> **What you will do**
Identify every line containing the word "рішень" and reproduce each one.

========

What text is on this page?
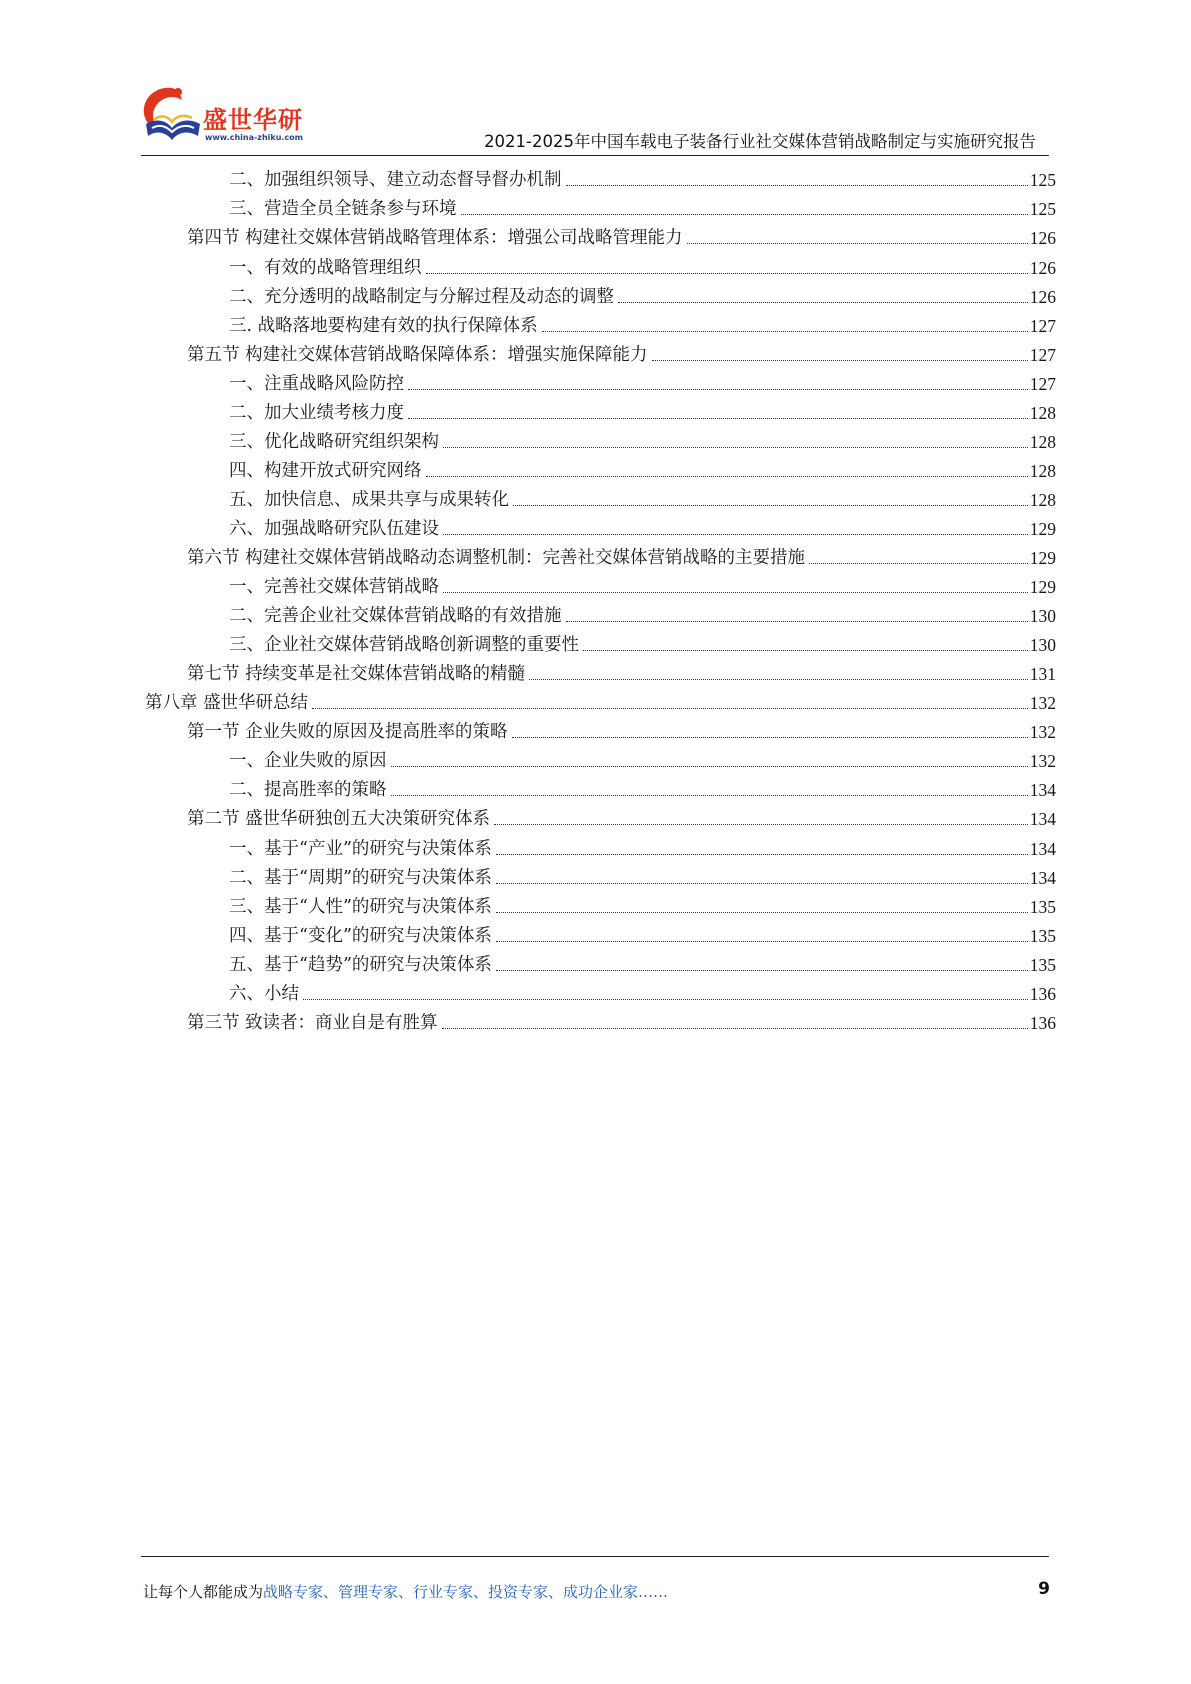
盛世华研
www.china-zhiku.com	2021-2025年中国车载电子装备行业社交媒体营销战略制定与实施研究报告
二、加强组织领导、建立动态督导督办机制	125
三、营造全员全链条参与环境	125
第四节 构建社交媒体营销战略管理体系：增强公司战略管理能力	126
一、有效的战略管理组织	126
二、充分透明的战略制定与分解过程及动态的调整	126
三. 战略落地要构建有效的执行保障体系	127
第五节 构建社交媒体营销战略保障体系：增强实施保障能力	127
一、注重战略风险防控	127
二、加大业绩考核力度	128
三、优化战略研究组织架构	128
四、构建开放式研究网络	128
五、加快信息、成果共享与成果转化	128
六、加强战略研究队伍建设	129
第六节 构建社交媒体营销战略动态调整机制：完善社交媒体营销战略的主要措施	129
一、完善社交媒体营销战略	129
二、完善企业社交媒体营销战略的有效措施	130
三、企业社交媒体营销战略创新调整的重要性	130
第七节 持续变革是社交媒体营销战略的精髓	131
第八章 盛世华研总结	132
第一节 企业失败的原因及提高胜率的策略	132
一、企业失败的原因	132
二、提高胜率的策略	134
第二节 盛世华研独创五大决策研究体系	134
一、基于“产业”的研究与决策体系	134
二、基于“周期”的研究与决策体系	134
三、基于“人性”的研究与决策体系	135
四、基于“变化”的研究与决策体系	135
五、基于“趋势”的研究与决策体系	135
六、小结	136
第三节 致读者：商业自是有胜算	136
让每个人都能成为战略专家、管理专家、行业专家、投资专家、成功企业家……	9
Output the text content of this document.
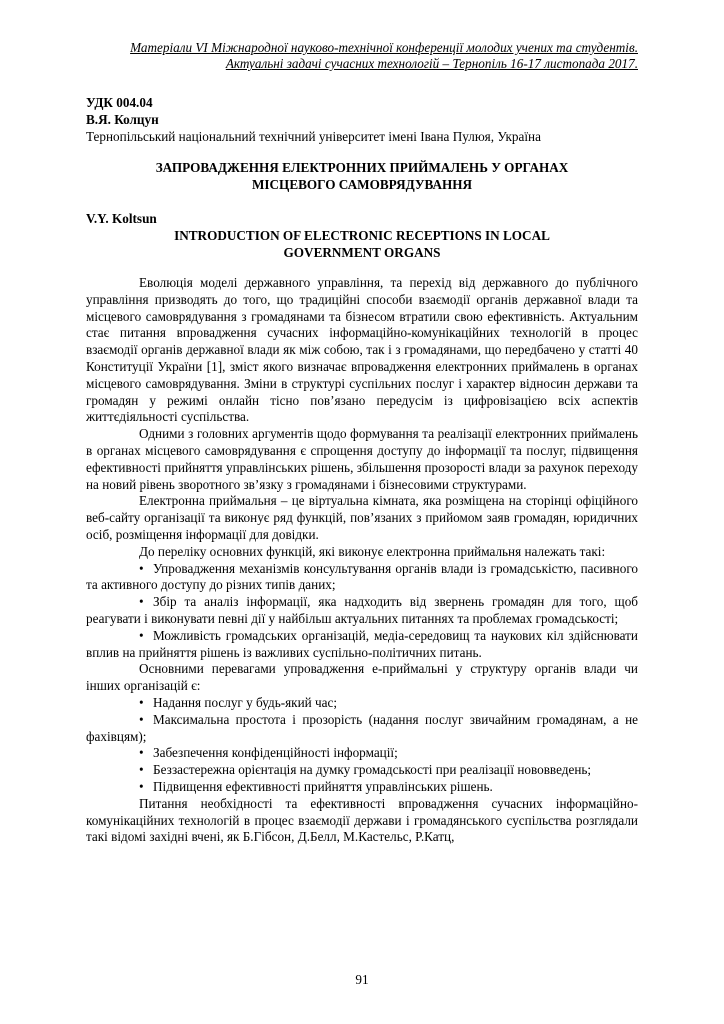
Матеріали VI Міжнародної науково-технічної конференції молодих учених та студентів.
Актуальні задачі сучасних технологій – Тернопіль 16-17 листопада 2017.
УДК 004.04
В.Я. Колцун
Тернопільський національний технічний університет імені Івана Пулюя, Україна
ЗАПРОВАДЖЕННЯ ЕЛЕКТРОННИХ ПРИЙМАЛЕНЬ У ОРГАНАХ МІСЦЕВОГО САМОВРЯДУВАННЯ
V.Y. Koltsun
INTRODUCTION OF ELECTRONIC RECEPTIONS IN LOCAL GOVERNMENT ORGANS

Еволюція моделі державного управління, та перехід від державного до публічного управління призводять до того, що традиційні способи взаємодії органів державної влади та місцевого самоврядування з громадянами та бізнесом втратили свою ефективність. Актуальним стає питання впровадження сучасних інформаційно-комунікаційних технологій в процес взаємодії органів державної влади як між собою, так і з громадянами, що передбачено у статті 40 Конституції України [1], зміст якого визначає впровадження електронних приймалень в органах місцевого самоврядування. Зміни в структурі суспільних послуг і характер відносин держави та громадян у режимі онлайн тісно пов’язано передусім із цифровізацією всіх аспектів життєдіяльності суспільства.

Одними з головних аргументів щодо формування та реалізації електронних приймалень в органах місцевого самоврядування є спрощення доступу до інформації та послуг, підвищення ефективності прийняття управлінських рішень, збільшення прозорості влади за рахунок переходу на новий рівень зворотного зв’язку з громадянами і бізнесовими структурами.

Електронна приймальня – це віртуальна кімната, яка розміщена на сторінці офіційного веб-сайту організації та виконує ряд функцій, пов’язаних з прийомом заяв громадян, юридичних осіб, розміщення інформації для довідки.

До переліку основних функцій, які виконує електронна приймальня належать такі:

• Упровадження механізмів консультування органів влади із громадськістю, пасивного та активного доступу до різних типів даних;

• Збір та аналіз інформації, яка надходить від звернень громадян для того, щоб реагувати і виконувати певні дії у найбільш актуальних питаннях та проблемах громадськості;

• Можливість громадських організацій, медіа-середовищ та наукових кіл здійснювати вплив на прийняття рішень із важливих суспільно-політичних питань.

Основними перевагами упровадження е-приймальні у структуру органів влади чи інших організацій є:

• Надання послуг у будь-який час;

• Максимальна простота і прозорість (надання послуг звичайним громадянам, а не фахівцям);

• Забезпечення конфіденційності інформації;

• Беззастережна орієнтація на думку громадськості при реалізації нововведень;

• Підвищення ефективності прийняття управлінських рішень.

Питання необхідності та ефективності впровадження сучасних інформаційно-комунікаційних технологій в процес взаємодії держави і громадянського суспільства розглядали такі відомі західні вчені, як Б.Гібсон, Д.Белл, М.Кастельс, Р.Катц,

91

========

> **Answer to the problem**
Одними з головних аргументів щодо формування та реалізації електронних приймалень в органах місцевого самоврядування є спрощення доступу до інформації та послуг, підвищення ефективності прийняття управлінських рішень, збільшення прозорості влади за рахунок переходу на новий рівень зворотного зв’язку з громадянами і бізнесовими структурами.
• Можливість громадських організацій, медіа-середовищ та наукових кіл здійснювати вплив на прийняття рішень із важливих суспільно-політичних питань.
• Підвищення ефективності прийняття управлінських рішень.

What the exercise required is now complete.